# Job:
Using the entries that follow, state how many lines contain the word "name". The response is that number and nothing more.

# Records supplied:
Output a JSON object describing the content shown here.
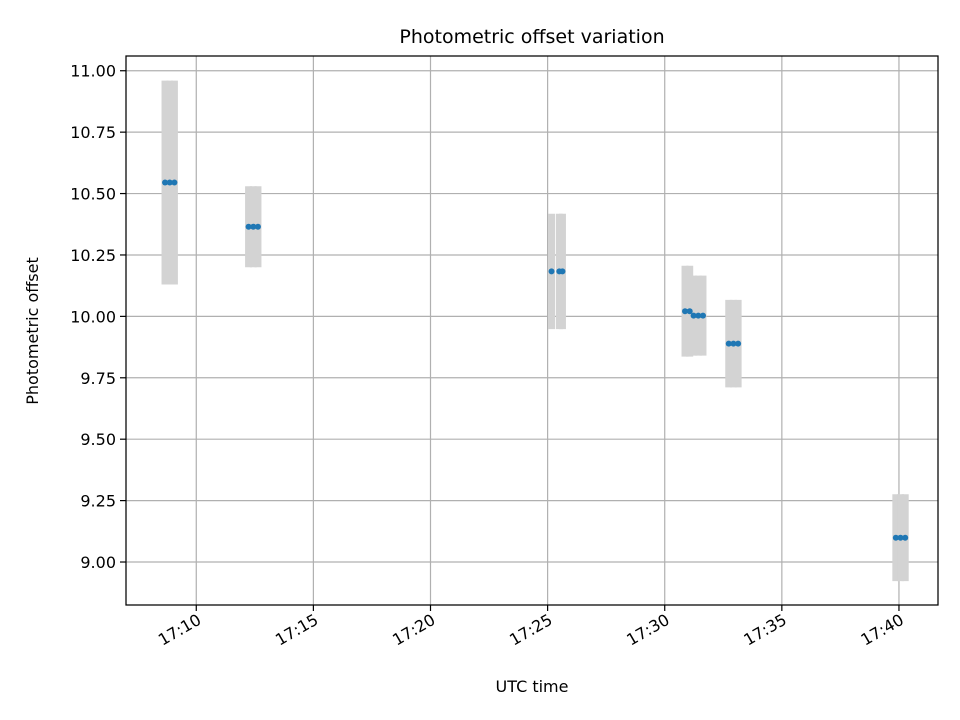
{
  "chart_data": {
    "type": "scatter",
    "title": "Photometric offset variation",
    "xlabel": "UTC time",
    "ylabel": "Photometric offset",
    "grid": true,
    "x_axis": {
      "unit": "time of day (HH:MM, UTC)",
      "range": [
        "17:07",
        "17:41:40"
      ],
      "tick_values": [
        "17:10",
        "17:15",
        "17:20",
        "17:25",
        "17:30",
        "17:35",
        "17:40"
      ],
      "tick_labels": [
        "17:10",
        "17:15",
        "17:20",
        "17:25",
        "17:30",
        "17:35",
        "17:40"
      ]
    },
    "y_axis": {
      "range": [
        8.825,
        11.06
      ],
      "tick_values": [
        9.0,
        9.25,
        9.5,
        9.75,
        10.0,
        10.25,
        10.5,
        10.75,
        11.0
      ],
      "tick_labels": [
        "9.00",
        "9.25",
        "9.50",
        "9.75",
        "10.00",
        "10.25",
        "10.50",
        "10.75",
        "11.00"
      ]
    },
    "series": [
      {
        "marker_color": "#1f77b4",
        "errorbar_color": "#d3d3d3",
        "points": [
          {
            "t": "17:08:40",
            "y": 10.545,
            "err": 0.415
          },
          {
            "t": "17:08:52",
            "y": 10.545,
            "err": 0.415
          },
          {
            "t": "17:09:04",
            "y": 10.545,
            "err": 0.415
          },
          {
            "t": "17:12:14",
            "y": 10.365,
            "err": 0.165
          },
          {
            "t": "17:12:26",
            "y": 10.365,
            "err": 0.165
          },
          {
            "t": "17:12:38",
            "y": 10.365,
            "err": 0.165
          },
          {
            "t": "17:25:10",
            "y": 10.183,
            "err": 0.235
          },
          {
            "t": "17:25:30",
            "y": 10.183,
            "err": 0.235
          },
          {
            "t": "17:25:38",
            "y": 10.183,
            "err": 0.235
          },
          {
            "t": "17:30:52",
            "y": 10.021,
            "err": 0.185
          },
          {
            "t": "17:31:04",
            "y": 10.021,
            "err": 0.185
          },
          {
            "t": "17:31:14",
            "y": 10.003,
            "err": 0.163
          },
          {
            "t": "17:31:26",
            "y": 10.003,
            "err": 0.163
          },
          {
            "t": "17:31:38",
            "y": 10.003,
            "err": 0.163
          },
          {
            "t": "17:32:44",
            "y": 9.889,
            "err": 0.178
          },
          {
            "t": "17:32:56",
            "y": 9.889,
            "err": 0.178
          },
          {
            "t": "17:33:08",
            "y": 9.889,
            "err": 0.178
          },
          {
            "t": "17:39:52",
            "y": 9.099,
            "err": 0.177
          },
          {
            "t": "17:40:04",
            "y": 9.099,
            "err": 0.177
          },
          {
            "t": "17:40:16",
            "y": 9.099,
            "err": 0.177
          }
        ]
      }
    ]
  }
}
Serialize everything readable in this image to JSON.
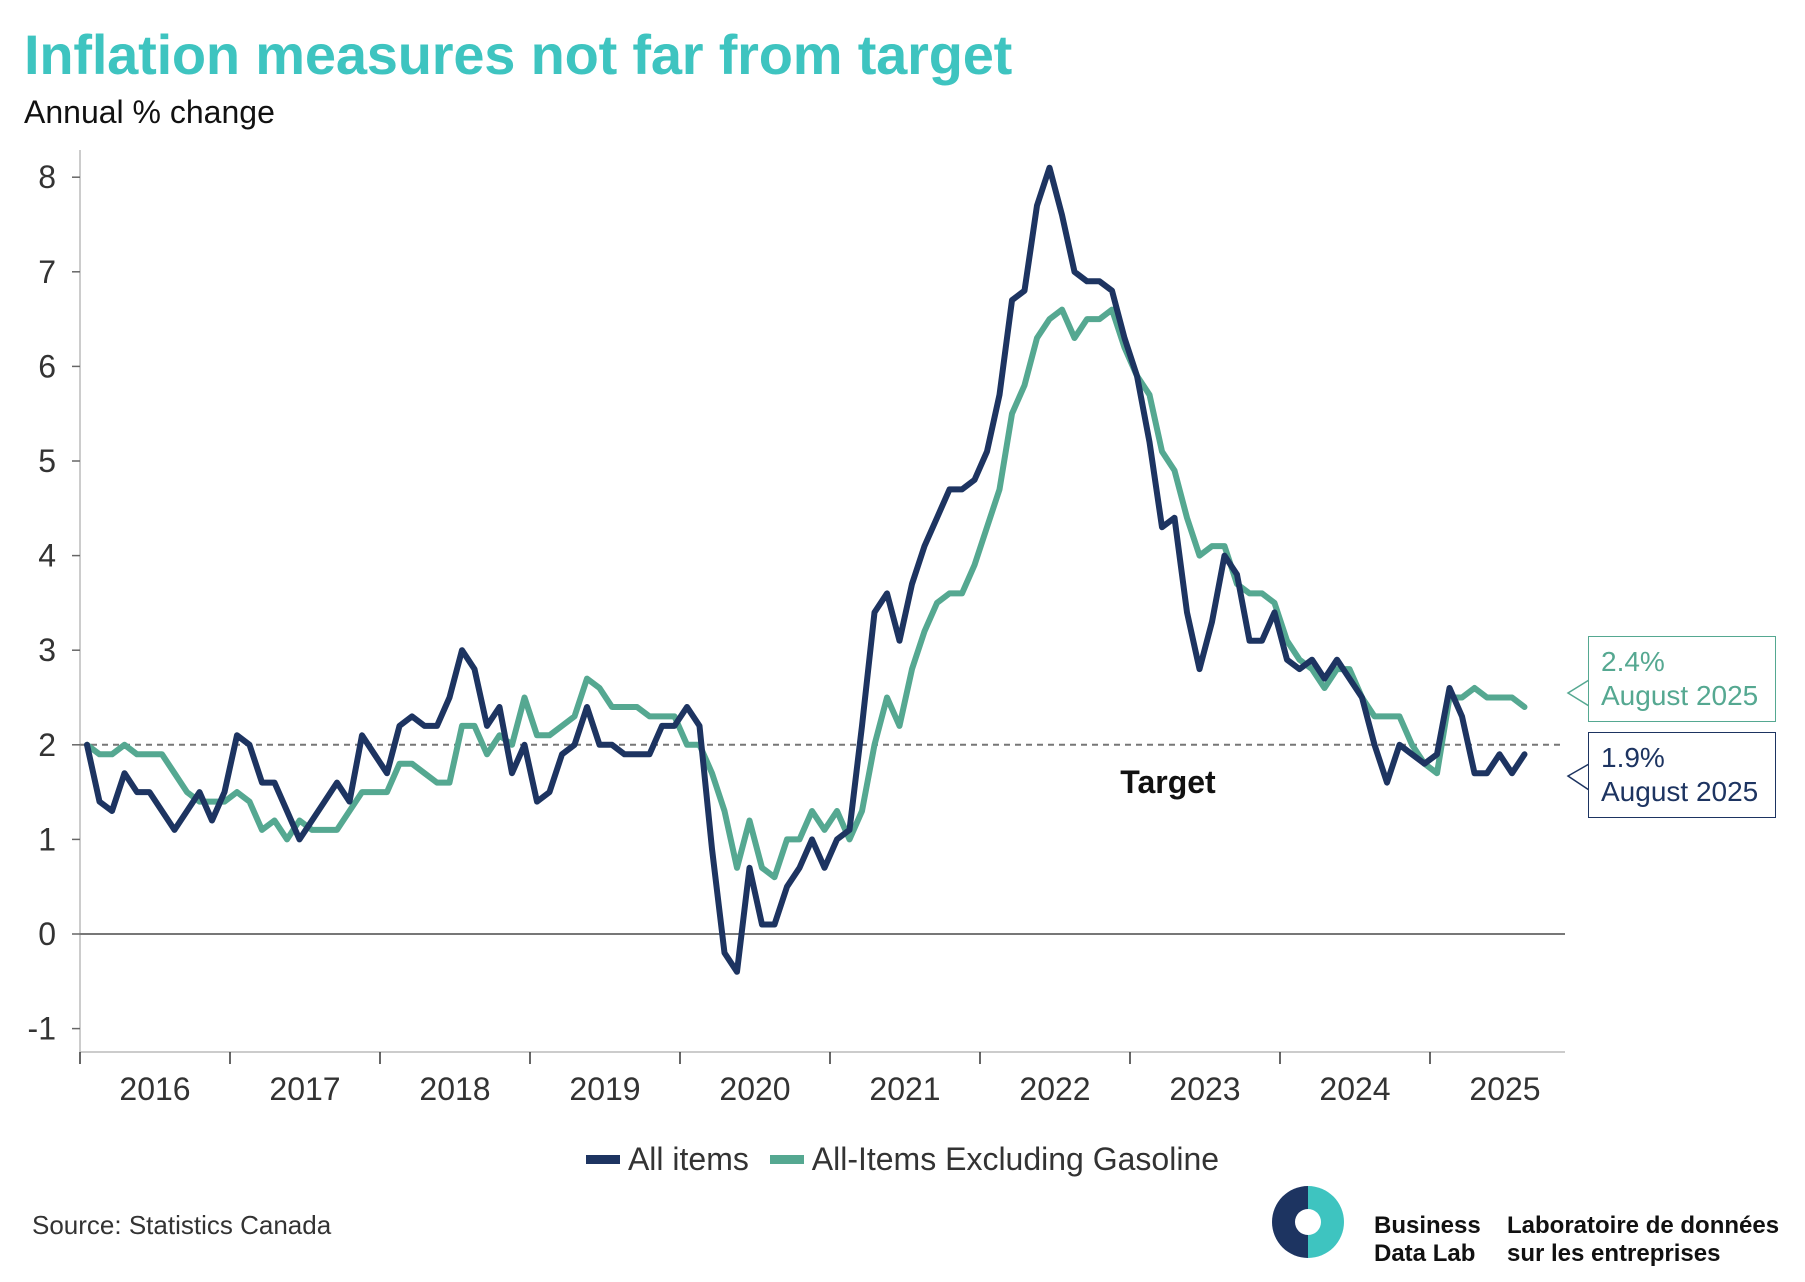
{
  "header": {
    "title": "Inflation measures not far from target",
    "subtitle": "Annual % change"
  },
  "target_label": "Target",
  "callouts": {
    "excl_gas_value": "2.4%",
    "excl_gas_date": "August 2025",
    "all_items_value": "1.9%",
    "all_items_date": "August 2025"
  },
  "source": "Source: Statistics Canada",
  "brand": {
    "en_line1": "Business",
    "en_line2": "Data Lab",
    "fr_line1": "Laboratoire de données",
    "fr_line2": "sur les entreprises"
  },
  "chart_data": {
    "type": "line",
    "title": "Inflation measures not far from target",
    "ylabel": "Annual % change",
    "ylim": [
      -1.2,
      8.3
    ],
    "yticks": [
      -1,
      0,
      1,
      2,
      3,
      4,
      5,
      6,
      7,
      8
    ],
    "x_start": "2016-01",
    "x_end": "2025-08",
    "x_frequency": "monthly",
    "year_labels": [
      "2016",
      "2017",
      "2018",
      "2019",
      "2020",
      "2021",
      "2022",
      "2023",
      "2024",
      "2025"
    ],
    "target_line": 2,
    "grid": false,
    "legend_position": "bottom",
    "series": [
      {
        "name": "All items",
        "color": "#1d3461",
        "values": [
          2.0,
          1.4,
          1.3,
          1.7,
          1.5,
          1.5,
          1.3,
          1.1,
          1.3,
          1.5,
          1.2,
          1.5,
          2.1,
          2.0,
          1.6,
          1.6,
          1.3,
          1.0,
          1.2,
          1.4,
          1.6,
          1.4,
          2.1,
          1.9,
          1.7,
          2.2,
          2.3,
          2.2,
          2.2,
          2.5,
          3.0,
          2.8,
          2.2,
          2.4,
          1.7,
          2.0,
          1.4,
          1.5,
          1.9,
          2.0,
          2.4,
          2.0,
          2.0,
          1.9,
          1.9,
          1.9,
          2.2,
          2.2,
          2.4,
          2.2,
          0.9,
          -0.2,
          -0.4,
          0.7,
          0.1,
          0.1,
          0.5,
          0.7,
          1.0,
          0.7,
          1.0,
          1.1,
          2.2,
          3.4,
          3.6,
          3.1,
          3.7,
          4.1,
          4.4,
          4.7,
          4.7,
          4.8,
          5.1,
          5.7,
          6.7,
          6.8,
          7.7,
          8.1,
          7.6,
          7.0,
          6.9,
          6.9,
          6.8,
          6.3,
          5.9,
          5.2,
          4.3,
          4.4,
          3.4,
          2.8,
          3.3,
          4.0,
          3.8,
          3.1,
          3.1,
          3.4,
          2.9,
          2.8,
          2.9,
          2.7,
          2.9,
          2.7,
          2.5,
          2.0,
          1.6,
          2.0,
          1.9,
          1.8,
          1.9,
          2.6,
          2.3,
          1.7,
          1.7,
          1.9,
          1.7,
          1.9
        ]
      },
      {
        "name": "All-Items Excluding Gasoline",
        "color": "#55a891",
        "values": [
          2.0,
          1.9,
          1.9,
          2.0,
          1.9,
          1.9,
          1.9,
          1.7,
          1.5,
          1.4,
          1.4,
          1.4,
          1.5,
          1.4,
          1.1,
          1.2,
          1.0,
          1.2,
          1.1,
          1.1,
          1.1,
          1.3,
          1.5,
          1.5,
          1.5,
          1.8,
          1.8,
          1.7,
          1.6,
          1.6,
          2.2,
          2.2,
          1.9,
          2.1,
          2.0,
          2.5,
          2.1,
          2.1,
          2.2,
          2.3,
          2.7,
          2.6,
          2.4,
          2.4,
          2.4,
          2.3,
          2.3,
          2.3,
          2.0,
          2.0,
          1.7,
          1.3,
          0.7,
          1.2,
          0.7,
          0.6,
          1.0,
          1.0,
          1.3,
          1.1,
          1.3,
          1.0,
          1.3,
          2.0,
          2.5,
          2.2,
          2.8,
          3.2,
          3.5,
          3.6,
          3.6,
          3.9,
          4.3,
          4.7,
          5.5,
          5.8,
          6.3,
          6.5,
          6.6,
          6.3,
          6.5,
          6.5,
          6.6,
          6.2,
          5.9,
          5.7,
          5.1,
          4.9,
          4.4,
          4.0,
          4.1,
          4.1,
          3.7,
          3.6,
          3.6,
          3.5,
          3.1,
          2.9,
          2.8,
          2.6,
          2.8,
          2.8,
          2.5,
          2.3,
          2.3,
          2.3,
          2.0,
          1.8,
          1.7,
          2.5,
          2.5,
          2.6,
          2.5,
          2.5,
          2.5,
          2.4
        ]
      }
    ]
  }
}
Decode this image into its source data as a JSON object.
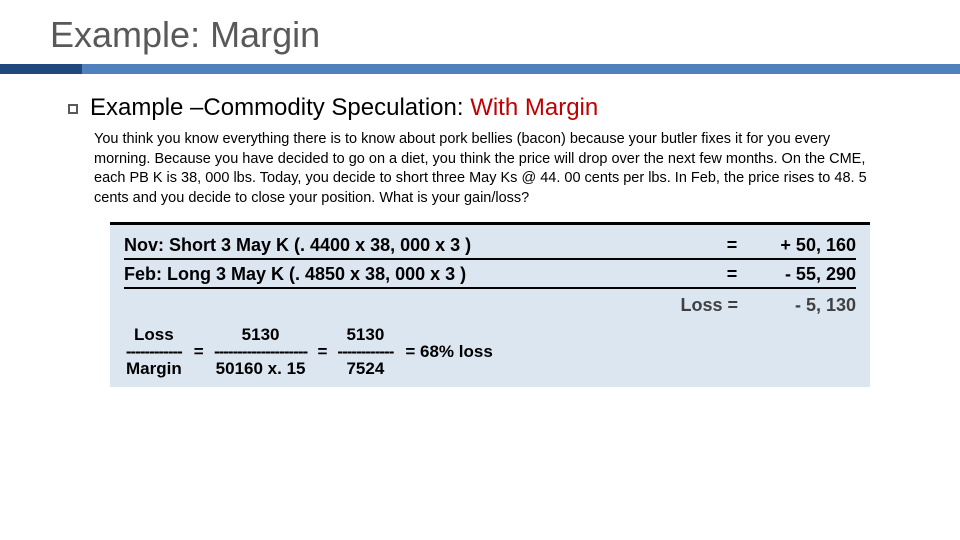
{
  "title": "Example: Margin",
  "subheading_main": "Example –Commodity Speculation:  ",
  "subheading_em": "With Margin",
  "body": "You think you know everything there is to know about pork bellies (bacon) because your butler fixes it for you every morning.  Because you have decided to go on a diet, you think the price will drop over the next few months.  On the CME, each PB K is 38, 000 lbs.  Today, you decide to short three May Ks @ 44. 00 cents per lbs.  In Feb, the price rises to 48. 5 cents and you decide to close your position. What is your gain/loss?",
  "calc": {
    "row1_label": "Nov: Short 3 May K (. 4400 x 38, 000 x 3 )",
    "row1_eq": "=",
    "row1_val": "+ 50, 160",
    "row2_label": "Feb: Long 3 May K (. 4850 x 38, 000 x 3 )",
    "row2_eq": "=",
    "row2_val": "- 55, 290",
    "loss_label": "Loss  =",
    "loss_val": "- 5, 130",
    "frac1_top": "Loss",
    "frac1_dash": "------------",
    "frac1_bot": "Margin",
    "eq": "=",
    "frac2_top": "5130",
    "frac2_dash": "--------------------",
    "frac2_bot": "50160 x. 15",
    "frac3_top": "5130",
    "frac3_dash": "------------",
    "frac3_bot": "7524",
    "result": "= 68% loss"
  },
  "colors": {
    "rule_dark": "#1f497d",
    "rule_light": "#4f81bd",
    "box_bg": "#dce6f1",
    "emphasis": "#c00000"
  }
}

# Result of the task:
2